A block of data:
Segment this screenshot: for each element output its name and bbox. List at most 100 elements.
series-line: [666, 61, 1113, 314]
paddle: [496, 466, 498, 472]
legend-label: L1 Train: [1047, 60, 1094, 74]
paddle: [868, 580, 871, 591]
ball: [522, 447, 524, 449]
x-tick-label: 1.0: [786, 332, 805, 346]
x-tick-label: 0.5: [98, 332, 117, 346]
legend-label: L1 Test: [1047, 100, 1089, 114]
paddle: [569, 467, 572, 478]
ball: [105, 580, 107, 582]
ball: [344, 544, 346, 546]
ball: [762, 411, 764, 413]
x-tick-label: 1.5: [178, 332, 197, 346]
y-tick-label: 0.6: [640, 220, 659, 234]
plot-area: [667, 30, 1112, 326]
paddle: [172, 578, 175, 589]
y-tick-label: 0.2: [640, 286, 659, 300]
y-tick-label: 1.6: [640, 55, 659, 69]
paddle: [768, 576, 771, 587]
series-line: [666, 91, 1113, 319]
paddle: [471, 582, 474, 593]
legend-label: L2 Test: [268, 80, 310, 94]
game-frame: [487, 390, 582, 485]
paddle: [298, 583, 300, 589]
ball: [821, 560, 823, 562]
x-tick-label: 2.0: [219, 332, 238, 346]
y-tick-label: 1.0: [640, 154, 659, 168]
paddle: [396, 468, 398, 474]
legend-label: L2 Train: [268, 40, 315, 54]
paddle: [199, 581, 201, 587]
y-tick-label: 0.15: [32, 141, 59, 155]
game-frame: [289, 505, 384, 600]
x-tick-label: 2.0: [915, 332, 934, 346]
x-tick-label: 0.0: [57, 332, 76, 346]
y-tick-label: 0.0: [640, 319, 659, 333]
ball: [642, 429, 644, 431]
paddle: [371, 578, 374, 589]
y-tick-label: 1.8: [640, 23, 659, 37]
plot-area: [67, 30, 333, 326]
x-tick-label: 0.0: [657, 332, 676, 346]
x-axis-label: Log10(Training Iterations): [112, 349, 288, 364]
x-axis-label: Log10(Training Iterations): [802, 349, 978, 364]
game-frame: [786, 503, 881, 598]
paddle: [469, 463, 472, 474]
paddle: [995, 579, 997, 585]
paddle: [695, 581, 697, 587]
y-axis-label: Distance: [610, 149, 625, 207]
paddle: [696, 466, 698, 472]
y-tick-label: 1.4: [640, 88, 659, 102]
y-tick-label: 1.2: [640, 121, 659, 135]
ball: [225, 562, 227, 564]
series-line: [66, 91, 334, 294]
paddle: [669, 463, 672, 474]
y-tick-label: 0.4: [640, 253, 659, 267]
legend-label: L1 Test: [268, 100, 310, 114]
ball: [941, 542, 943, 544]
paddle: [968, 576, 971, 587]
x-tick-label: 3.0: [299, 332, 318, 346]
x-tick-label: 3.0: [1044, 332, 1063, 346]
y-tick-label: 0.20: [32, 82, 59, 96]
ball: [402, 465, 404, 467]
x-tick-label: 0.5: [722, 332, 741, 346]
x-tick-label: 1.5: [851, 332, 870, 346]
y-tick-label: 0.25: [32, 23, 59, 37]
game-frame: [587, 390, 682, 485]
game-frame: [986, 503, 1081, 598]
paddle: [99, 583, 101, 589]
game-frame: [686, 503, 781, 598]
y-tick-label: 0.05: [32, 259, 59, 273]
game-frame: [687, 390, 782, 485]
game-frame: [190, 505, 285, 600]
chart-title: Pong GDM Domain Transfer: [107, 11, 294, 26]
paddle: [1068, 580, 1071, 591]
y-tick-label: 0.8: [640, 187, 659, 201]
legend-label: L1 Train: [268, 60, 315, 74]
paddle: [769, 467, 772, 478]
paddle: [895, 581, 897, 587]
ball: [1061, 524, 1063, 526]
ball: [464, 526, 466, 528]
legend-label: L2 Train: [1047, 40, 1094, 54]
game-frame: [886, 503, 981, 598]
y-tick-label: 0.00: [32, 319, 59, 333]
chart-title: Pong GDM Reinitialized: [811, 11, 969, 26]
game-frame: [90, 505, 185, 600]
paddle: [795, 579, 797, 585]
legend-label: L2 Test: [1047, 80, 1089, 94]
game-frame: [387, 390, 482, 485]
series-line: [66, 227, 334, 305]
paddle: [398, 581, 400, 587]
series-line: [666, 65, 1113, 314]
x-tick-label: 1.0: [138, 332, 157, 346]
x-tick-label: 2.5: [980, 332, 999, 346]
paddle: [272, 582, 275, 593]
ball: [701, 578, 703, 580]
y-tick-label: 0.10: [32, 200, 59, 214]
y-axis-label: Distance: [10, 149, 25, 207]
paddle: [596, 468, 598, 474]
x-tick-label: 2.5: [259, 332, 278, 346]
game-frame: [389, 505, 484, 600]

PROMPT: Which rows above contain the string "title"? Extract each of those rows in full.

FINISHED EXERCISE:
chart-title: Pong GDM Domain Transfer: [107, 11, 294, 26]
chart-title: Pong GDM Reinitialized: [811, 11, 969, 26]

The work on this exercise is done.